= WORK TO BE COMPLETED =
Please output the lines shown below exactly as they appear.

= DATA RECORDS =

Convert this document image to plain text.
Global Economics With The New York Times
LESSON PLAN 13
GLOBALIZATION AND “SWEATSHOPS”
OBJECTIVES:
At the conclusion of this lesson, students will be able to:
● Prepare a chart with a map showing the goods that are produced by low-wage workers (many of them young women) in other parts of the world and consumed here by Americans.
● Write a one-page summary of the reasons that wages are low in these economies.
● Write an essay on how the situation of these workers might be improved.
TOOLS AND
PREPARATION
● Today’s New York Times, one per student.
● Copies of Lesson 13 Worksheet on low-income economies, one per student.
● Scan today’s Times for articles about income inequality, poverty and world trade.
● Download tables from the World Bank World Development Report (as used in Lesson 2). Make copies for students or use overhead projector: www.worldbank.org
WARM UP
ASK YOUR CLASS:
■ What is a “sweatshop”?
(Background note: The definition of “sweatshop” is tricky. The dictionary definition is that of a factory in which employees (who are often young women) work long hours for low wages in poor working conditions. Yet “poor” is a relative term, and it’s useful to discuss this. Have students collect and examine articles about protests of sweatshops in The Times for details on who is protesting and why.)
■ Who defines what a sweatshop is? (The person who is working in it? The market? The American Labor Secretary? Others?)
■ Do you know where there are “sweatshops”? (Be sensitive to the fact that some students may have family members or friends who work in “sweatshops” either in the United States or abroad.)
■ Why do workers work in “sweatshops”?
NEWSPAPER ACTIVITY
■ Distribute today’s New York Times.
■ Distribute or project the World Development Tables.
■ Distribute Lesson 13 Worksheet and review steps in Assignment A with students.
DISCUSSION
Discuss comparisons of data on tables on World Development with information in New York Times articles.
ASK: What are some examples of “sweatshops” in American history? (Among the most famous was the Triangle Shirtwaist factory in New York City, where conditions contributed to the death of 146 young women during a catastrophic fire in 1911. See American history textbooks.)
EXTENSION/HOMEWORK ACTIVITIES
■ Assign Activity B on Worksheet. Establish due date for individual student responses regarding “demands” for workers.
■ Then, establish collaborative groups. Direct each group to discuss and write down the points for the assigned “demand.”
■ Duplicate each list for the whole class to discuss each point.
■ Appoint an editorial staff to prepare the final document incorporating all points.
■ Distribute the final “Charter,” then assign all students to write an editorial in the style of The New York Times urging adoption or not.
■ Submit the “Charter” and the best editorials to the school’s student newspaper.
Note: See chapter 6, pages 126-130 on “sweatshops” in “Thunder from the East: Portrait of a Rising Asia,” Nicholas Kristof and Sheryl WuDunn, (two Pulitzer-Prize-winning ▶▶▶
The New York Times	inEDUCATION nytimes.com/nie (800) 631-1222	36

= COMPLETE ANSWER =
Convert this document image to plain text.
Global Economics With The New York Times
LESSON PLAN 13
GLOBALIZATION AND “SWEATSHOPS”
OBJECTIVES:
At the conclusion of this lesson, students will be able to:
● Prepare a chart with a map showing the goods that are produced by low-wage workers (many of them young women) in other parts of the world and consumed here by Americans.
● Write a one-page summary of the reasons that wages are low in these economies.
● Write an essay on how the situation of these workers might be improved.
TOOLS AND
PREPARATION
● Today’s New York Times, one per student.
● Copies of Lesson 13 Worksheet on low-income economies, one per student.
● Scan today’s Times for articles about income inequality, poverty and world trade.
● Download tables from the World Bank World Development Report (as used in Lesson 2). Make copies for students or use overhead projector: www.worldbank.org
WARM UP
ASK YOUR CLASS:
■ What is a “sweatshop”?
(Background note: The definition of “sweatshop” is tricky. The dictionary definition is that of a factory in which employees (who are often young women) work long hours for low wages in poor working conditions. Yet “poor” is a relative term, and it’s useful to discuss this. Have students collect and examine articles about protests of sweatshops in The Times for details on who is protesting and why.)
■ Who defines what a sweatshop is? (The person who is working in it? The market? The American Labor Secretary? Others?)
■ Do you know where there are “sweatshops”? (Be sensitive to the fact that some students may have family members or friends who work in “sweatshops” either in the United States or abroad.)
■ Why do workers work in “sweatshops”?
NEWSPAPER ACTIVITY
■ Distribute today’s New York Times.
■ Distribute or project the World Development Tables.
■ Distribute Lesson 13 Worksheet and review steps in Assignment A with students.
DISCUSSION
Discuss comparisons of data on tables on World Development with information in New York Times articles.
ASK: What are some examples of “sweatshops” in American history? (Among the most famous was the Triangle Shirtwaist factory in New York City, where conditions contributed to the death of 146 young women during a catastrophic fire in 1911. See American history textbooks.)
EXTENSION/HOMEWORK ACTIVITIES
■ Assign Activity B on Worksheet. Establish due date for individual student responses regarding “demands” for workers.
■ Then, establish collaborative groups. Direct each group to discuss and write down the points for the assigned “demand.”
■ Duplicate each list for the whole class to discuss each point.
■ Appoint an editorial staff to prepare the final document incorporating all points.
■ Distribute the final “Charter,” then assign all students to write an editorial in the style of The New York Times urging adoption or not.
■ Submit the “Charter” and the best editorials to the school’s student newspaper.
Note: See chapter 6, pages 126-130 on “sweatshops” in “Thunder from the East: Portrait of a Rising Asia,” Nicholas Kristof and Sheryl WuDunn, (two Pulitzer-Prize-winning ▶▶▶
The New York Times	inEDUCATION nytimes.com/nie (800) 631-1222	36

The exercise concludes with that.